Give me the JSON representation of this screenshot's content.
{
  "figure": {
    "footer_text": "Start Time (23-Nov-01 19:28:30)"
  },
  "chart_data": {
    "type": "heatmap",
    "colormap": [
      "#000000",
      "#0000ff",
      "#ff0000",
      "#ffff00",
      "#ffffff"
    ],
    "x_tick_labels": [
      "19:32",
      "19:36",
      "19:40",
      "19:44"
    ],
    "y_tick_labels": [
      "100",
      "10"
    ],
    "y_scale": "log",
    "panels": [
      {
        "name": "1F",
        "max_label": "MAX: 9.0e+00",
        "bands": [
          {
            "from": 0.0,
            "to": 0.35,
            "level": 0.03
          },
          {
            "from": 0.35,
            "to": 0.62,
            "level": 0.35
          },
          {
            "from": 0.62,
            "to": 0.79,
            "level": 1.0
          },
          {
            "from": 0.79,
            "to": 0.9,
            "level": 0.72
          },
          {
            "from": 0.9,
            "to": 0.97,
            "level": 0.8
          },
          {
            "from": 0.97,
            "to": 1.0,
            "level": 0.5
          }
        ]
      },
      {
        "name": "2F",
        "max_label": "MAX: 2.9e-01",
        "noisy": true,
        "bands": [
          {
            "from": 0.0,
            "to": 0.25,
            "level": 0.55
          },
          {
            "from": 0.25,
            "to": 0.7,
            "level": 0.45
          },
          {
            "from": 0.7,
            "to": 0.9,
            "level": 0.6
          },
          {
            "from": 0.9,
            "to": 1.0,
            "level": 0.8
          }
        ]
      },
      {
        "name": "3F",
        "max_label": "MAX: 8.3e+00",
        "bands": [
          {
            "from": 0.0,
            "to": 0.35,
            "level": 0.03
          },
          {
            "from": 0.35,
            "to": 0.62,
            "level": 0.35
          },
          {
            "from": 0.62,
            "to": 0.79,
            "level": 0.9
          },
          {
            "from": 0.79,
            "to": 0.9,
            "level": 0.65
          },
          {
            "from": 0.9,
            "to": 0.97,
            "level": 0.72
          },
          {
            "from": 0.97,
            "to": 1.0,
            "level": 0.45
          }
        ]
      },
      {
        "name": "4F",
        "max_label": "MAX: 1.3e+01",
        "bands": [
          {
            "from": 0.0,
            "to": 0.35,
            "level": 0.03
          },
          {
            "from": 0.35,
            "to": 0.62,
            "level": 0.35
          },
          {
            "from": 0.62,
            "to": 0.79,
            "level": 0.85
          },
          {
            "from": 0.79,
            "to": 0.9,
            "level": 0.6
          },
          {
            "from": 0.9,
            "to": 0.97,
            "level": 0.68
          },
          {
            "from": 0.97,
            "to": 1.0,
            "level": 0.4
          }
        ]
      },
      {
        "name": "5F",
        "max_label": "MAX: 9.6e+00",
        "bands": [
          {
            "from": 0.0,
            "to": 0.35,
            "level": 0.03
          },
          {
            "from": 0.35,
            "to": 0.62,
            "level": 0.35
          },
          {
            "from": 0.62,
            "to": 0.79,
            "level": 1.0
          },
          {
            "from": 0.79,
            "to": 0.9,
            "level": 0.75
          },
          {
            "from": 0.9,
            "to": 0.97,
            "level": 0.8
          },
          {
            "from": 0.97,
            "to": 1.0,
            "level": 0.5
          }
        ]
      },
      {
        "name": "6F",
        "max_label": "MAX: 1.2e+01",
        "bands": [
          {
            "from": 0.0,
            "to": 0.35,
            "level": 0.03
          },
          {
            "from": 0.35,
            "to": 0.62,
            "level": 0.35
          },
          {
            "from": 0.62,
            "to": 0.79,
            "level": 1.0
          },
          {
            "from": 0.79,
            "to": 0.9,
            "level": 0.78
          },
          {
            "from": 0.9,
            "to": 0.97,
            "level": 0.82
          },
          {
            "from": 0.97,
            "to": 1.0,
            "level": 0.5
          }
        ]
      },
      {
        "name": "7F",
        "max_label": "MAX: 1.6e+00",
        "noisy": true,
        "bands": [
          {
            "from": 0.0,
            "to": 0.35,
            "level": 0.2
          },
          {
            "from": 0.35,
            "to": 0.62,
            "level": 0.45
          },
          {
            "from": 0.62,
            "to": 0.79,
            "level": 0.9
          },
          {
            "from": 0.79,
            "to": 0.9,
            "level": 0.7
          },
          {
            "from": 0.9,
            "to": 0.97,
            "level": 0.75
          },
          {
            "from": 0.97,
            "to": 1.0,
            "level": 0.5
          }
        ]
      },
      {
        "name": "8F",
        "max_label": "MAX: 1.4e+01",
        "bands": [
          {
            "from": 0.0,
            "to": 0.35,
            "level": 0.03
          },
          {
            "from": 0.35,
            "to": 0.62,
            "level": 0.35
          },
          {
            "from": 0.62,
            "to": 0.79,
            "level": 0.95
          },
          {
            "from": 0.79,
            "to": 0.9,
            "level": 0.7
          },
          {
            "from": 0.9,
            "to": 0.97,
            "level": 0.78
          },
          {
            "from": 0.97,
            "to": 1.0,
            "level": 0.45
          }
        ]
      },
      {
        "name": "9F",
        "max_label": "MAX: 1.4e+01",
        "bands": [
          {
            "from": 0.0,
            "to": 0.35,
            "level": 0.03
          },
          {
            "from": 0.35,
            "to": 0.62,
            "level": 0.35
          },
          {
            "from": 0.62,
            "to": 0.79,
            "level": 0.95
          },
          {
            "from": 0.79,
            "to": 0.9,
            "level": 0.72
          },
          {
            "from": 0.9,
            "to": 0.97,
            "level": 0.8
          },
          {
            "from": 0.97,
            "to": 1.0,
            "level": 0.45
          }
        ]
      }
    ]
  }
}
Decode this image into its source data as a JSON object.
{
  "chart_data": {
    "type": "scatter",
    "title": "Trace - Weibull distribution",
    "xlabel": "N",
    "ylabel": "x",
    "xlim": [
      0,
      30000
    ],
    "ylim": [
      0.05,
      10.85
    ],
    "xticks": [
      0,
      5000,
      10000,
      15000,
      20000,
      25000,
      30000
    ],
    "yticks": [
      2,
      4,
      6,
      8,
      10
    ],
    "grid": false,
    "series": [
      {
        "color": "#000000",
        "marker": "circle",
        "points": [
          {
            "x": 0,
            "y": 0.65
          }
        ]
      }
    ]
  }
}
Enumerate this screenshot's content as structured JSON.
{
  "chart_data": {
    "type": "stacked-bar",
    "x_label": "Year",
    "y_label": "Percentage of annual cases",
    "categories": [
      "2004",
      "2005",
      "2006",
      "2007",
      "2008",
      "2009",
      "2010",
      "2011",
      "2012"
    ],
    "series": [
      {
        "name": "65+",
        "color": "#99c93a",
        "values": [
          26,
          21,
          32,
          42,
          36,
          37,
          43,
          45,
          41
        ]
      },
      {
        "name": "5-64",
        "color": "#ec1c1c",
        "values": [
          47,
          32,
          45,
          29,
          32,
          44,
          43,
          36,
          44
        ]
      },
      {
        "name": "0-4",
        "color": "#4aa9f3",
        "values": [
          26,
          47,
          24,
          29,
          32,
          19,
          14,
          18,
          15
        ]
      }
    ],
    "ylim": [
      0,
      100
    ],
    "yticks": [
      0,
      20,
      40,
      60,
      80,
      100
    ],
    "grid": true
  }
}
===
# GIVEN PROBLEM:
Count every line of the material above that holds the string "content", then state only the total.

# THE OUTPUT:
2